• WHAT IS BEING ASKED:
Only the lines holding the string "dúvida" are needed. Copy each one.

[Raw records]
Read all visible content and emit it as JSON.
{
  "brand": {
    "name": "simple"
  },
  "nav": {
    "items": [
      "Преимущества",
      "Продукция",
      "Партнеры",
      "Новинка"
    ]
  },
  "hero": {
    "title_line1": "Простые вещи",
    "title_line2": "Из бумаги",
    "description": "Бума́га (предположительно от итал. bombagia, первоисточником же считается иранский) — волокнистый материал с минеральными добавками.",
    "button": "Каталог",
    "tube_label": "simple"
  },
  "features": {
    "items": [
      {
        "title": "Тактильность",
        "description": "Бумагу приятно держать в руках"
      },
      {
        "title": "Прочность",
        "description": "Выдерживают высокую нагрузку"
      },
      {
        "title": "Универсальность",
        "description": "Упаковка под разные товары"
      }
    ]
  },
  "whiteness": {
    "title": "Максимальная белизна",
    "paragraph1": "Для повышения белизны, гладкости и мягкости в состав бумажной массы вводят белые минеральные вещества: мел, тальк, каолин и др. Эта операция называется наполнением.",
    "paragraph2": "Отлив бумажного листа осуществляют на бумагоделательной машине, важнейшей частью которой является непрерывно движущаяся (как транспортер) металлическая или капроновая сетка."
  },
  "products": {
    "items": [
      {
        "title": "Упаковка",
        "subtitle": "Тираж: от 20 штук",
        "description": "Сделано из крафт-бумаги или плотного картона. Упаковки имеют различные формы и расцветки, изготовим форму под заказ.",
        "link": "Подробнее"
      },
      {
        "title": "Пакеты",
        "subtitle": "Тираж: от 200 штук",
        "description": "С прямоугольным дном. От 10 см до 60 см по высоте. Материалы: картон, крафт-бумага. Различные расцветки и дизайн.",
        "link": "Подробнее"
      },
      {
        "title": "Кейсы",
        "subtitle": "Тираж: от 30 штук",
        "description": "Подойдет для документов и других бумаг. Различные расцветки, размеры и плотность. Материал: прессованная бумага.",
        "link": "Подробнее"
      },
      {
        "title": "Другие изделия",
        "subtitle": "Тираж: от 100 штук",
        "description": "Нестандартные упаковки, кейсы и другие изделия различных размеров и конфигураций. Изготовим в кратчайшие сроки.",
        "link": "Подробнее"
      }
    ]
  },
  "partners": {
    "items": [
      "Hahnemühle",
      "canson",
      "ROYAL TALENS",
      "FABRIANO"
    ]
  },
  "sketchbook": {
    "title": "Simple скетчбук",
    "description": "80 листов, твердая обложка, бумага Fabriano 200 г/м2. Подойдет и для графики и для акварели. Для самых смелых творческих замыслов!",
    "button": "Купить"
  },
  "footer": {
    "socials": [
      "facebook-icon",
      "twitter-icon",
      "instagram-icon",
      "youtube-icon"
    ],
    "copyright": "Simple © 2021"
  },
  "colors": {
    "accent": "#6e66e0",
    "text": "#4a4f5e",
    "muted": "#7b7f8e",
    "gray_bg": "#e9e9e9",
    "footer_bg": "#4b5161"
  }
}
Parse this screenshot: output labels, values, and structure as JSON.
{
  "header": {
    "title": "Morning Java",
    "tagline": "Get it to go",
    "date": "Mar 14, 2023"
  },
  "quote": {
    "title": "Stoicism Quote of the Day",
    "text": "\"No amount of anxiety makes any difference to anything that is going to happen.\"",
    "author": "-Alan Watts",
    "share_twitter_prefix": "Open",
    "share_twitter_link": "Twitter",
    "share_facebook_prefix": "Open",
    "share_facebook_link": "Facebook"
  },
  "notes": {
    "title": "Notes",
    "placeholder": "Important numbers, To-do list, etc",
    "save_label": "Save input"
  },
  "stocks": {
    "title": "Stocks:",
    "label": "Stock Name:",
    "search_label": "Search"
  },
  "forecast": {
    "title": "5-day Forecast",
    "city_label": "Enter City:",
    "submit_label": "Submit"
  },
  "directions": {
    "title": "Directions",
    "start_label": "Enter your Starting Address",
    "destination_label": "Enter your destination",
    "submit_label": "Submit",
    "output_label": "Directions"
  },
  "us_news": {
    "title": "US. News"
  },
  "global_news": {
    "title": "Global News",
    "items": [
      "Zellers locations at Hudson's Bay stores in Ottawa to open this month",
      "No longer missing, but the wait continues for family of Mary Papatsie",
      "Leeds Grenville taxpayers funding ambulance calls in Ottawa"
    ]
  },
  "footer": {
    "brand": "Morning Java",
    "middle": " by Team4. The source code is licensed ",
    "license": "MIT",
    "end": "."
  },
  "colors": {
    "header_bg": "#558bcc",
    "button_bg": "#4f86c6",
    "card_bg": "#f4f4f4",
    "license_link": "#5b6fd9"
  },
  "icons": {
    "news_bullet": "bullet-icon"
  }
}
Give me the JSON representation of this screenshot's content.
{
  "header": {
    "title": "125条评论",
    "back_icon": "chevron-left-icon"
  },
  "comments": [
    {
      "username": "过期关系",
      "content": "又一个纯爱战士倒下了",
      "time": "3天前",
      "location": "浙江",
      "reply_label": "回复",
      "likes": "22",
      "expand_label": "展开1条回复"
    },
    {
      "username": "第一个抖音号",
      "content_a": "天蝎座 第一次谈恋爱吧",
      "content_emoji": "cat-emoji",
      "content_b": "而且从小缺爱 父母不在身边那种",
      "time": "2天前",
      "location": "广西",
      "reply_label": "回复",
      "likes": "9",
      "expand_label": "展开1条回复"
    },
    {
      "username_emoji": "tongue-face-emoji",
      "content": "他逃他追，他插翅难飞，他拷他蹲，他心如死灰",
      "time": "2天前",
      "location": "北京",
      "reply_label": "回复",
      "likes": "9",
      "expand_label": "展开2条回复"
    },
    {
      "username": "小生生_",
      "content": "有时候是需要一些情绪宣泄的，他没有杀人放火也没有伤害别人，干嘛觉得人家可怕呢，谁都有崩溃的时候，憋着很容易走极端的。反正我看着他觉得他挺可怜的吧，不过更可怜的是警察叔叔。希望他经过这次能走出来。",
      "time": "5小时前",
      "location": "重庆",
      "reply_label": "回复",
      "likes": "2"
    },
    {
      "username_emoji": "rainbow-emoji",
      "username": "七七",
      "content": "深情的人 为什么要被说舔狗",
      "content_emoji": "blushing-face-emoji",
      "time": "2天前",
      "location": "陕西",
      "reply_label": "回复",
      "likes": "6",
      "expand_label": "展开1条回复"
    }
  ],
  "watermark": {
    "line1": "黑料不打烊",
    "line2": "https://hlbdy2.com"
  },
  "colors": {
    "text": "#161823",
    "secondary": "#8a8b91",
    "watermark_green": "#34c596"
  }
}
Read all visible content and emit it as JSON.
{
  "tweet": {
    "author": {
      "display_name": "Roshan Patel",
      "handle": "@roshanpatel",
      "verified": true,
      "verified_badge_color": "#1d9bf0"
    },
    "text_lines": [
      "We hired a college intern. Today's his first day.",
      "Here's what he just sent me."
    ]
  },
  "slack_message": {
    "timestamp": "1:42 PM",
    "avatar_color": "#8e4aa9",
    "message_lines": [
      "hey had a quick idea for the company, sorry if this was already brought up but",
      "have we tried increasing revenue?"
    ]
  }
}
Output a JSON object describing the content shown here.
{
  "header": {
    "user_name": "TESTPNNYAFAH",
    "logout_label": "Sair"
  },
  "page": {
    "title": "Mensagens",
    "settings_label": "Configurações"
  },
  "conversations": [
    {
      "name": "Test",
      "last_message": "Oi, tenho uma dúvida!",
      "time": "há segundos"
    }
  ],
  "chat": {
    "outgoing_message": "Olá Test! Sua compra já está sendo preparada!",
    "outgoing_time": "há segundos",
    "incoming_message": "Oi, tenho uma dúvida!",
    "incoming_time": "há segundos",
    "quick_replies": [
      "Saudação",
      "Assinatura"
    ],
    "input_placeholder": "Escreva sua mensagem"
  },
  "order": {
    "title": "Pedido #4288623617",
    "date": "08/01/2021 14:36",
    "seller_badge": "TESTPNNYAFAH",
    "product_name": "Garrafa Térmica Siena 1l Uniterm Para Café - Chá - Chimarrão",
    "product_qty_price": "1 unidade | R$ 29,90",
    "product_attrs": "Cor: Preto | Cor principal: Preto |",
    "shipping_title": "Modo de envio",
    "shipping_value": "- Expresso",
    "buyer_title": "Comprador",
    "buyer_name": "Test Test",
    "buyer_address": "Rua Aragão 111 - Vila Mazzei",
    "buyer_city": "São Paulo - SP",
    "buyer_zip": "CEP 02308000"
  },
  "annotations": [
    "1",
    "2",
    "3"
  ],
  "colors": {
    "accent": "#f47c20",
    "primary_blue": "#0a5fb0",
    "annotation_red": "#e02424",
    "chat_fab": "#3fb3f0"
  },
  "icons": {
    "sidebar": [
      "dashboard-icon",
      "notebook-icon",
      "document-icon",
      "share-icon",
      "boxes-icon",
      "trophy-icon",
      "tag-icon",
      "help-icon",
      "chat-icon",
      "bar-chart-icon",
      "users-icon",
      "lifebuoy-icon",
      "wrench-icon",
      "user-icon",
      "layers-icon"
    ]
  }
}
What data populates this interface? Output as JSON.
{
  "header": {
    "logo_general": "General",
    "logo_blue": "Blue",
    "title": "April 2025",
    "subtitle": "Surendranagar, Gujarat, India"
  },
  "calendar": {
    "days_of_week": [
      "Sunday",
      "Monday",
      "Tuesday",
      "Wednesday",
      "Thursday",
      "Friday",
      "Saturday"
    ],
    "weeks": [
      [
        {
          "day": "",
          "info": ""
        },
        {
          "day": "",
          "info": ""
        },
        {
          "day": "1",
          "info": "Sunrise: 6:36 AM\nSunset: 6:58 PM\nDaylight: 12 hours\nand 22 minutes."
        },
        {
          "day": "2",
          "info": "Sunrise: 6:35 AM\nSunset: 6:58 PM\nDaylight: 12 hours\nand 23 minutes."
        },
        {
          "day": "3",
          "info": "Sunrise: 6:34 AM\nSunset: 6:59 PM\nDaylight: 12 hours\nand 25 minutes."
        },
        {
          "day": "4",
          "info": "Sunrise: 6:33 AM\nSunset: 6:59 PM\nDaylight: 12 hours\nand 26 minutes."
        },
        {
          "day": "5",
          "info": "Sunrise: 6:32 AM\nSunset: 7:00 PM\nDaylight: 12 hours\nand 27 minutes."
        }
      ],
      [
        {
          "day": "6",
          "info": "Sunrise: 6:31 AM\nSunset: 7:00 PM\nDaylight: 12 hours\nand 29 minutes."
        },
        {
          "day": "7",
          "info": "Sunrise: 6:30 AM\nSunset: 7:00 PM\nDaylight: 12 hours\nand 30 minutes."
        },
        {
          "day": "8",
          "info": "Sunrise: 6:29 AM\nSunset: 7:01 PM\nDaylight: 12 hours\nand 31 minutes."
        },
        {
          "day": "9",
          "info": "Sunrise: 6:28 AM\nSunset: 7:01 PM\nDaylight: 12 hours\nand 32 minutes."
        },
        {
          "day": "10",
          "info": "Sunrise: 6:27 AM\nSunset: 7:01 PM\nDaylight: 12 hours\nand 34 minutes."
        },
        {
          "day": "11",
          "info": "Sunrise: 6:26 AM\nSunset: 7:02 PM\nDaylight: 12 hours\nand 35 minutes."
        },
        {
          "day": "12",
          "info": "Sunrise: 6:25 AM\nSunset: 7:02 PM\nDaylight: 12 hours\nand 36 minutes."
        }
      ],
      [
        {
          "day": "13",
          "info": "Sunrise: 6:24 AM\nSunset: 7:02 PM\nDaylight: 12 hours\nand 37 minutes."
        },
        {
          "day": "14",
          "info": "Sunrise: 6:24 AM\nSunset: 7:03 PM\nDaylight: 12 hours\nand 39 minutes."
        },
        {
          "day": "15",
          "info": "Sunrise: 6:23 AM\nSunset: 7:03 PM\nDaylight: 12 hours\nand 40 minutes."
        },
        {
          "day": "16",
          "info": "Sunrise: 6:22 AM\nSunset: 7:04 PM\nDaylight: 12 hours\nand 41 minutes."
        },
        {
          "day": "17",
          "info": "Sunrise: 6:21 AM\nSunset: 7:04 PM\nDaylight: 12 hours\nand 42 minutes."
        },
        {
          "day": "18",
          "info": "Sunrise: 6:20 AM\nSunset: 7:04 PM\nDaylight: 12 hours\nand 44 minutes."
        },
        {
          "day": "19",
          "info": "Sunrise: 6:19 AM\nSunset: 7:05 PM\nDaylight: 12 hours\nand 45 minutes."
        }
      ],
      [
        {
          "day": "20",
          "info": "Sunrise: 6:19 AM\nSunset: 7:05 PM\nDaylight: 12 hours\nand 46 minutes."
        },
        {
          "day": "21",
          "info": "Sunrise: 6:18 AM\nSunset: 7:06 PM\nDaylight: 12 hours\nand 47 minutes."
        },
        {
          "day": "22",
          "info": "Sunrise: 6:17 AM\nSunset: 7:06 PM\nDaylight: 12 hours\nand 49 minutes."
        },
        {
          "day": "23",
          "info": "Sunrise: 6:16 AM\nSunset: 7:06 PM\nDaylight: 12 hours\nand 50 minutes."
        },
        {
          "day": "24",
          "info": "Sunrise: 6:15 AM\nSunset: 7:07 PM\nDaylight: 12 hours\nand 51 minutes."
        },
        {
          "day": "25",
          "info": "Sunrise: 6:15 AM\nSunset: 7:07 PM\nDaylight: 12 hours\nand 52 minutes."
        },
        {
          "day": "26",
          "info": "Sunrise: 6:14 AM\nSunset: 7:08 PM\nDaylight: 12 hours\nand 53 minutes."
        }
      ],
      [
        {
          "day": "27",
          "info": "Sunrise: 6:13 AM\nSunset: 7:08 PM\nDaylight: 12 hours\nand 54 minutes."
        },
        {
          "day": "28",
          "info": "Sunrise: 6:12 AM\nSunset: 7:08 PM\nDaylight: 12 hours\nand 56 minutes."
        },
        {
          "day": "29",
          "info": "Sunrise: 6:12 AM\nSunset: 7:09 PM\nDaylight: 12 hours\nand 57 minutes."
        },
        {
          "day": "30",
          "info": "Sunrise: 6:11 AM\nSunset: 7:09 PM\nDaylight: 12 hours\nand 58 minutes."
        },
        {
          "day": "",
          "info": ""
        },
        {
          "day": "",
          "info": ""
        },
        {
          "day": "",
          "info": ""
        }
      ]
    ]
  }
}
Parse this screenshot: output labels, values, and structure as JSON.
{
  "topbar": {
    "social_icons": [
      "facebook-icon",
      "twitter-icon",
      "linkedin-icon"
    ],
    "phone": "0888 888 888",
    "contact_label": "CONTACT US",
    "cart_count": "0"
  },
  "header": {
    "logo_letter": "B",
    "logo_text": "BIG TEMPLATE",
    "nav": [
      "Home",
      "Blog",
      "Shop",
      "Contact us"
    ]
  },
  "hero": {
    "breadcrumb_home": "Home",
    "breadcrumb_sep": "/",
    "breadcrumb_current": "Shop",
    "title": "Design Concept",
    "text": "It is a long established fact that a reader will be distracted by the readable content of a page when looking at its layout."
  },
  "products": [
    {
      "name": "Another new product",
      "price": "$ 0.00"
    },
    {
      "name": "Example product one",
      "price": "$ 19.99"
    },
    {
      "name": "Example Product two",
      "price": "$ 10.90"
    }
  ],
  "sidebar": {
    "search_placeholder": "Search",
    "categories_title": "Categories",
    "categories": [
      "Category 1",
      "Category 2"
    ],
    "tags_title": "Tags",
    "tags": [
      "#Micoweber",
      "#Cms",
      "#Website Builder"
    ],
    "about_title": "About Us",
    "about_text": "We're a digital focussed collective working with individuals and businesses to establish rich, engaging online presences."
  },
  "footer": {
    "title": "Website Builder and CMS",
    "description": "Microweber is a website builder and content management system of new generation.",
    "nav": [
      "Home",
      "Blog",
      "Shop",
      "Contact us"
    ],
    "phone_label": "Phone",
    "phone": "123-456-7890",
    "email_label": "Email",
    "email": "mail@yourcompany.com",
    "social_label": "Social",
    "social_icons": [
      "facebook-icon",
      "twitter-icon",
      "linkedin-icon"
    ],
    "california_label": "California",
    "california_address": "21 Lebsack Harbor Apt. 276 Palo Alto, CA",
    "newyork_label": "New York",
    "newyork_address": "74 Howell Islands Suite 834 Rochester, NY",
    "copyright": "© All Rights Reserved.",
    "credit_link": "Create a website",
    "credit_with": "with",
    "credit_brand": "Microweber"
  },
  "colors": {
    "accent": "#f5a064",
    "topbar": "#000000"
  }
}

• EXERCISE RESULT:
      "last_message": "Oi, tenho uma dúvida!",
    "incoming_message": "Oi, tenho uma dúvida!",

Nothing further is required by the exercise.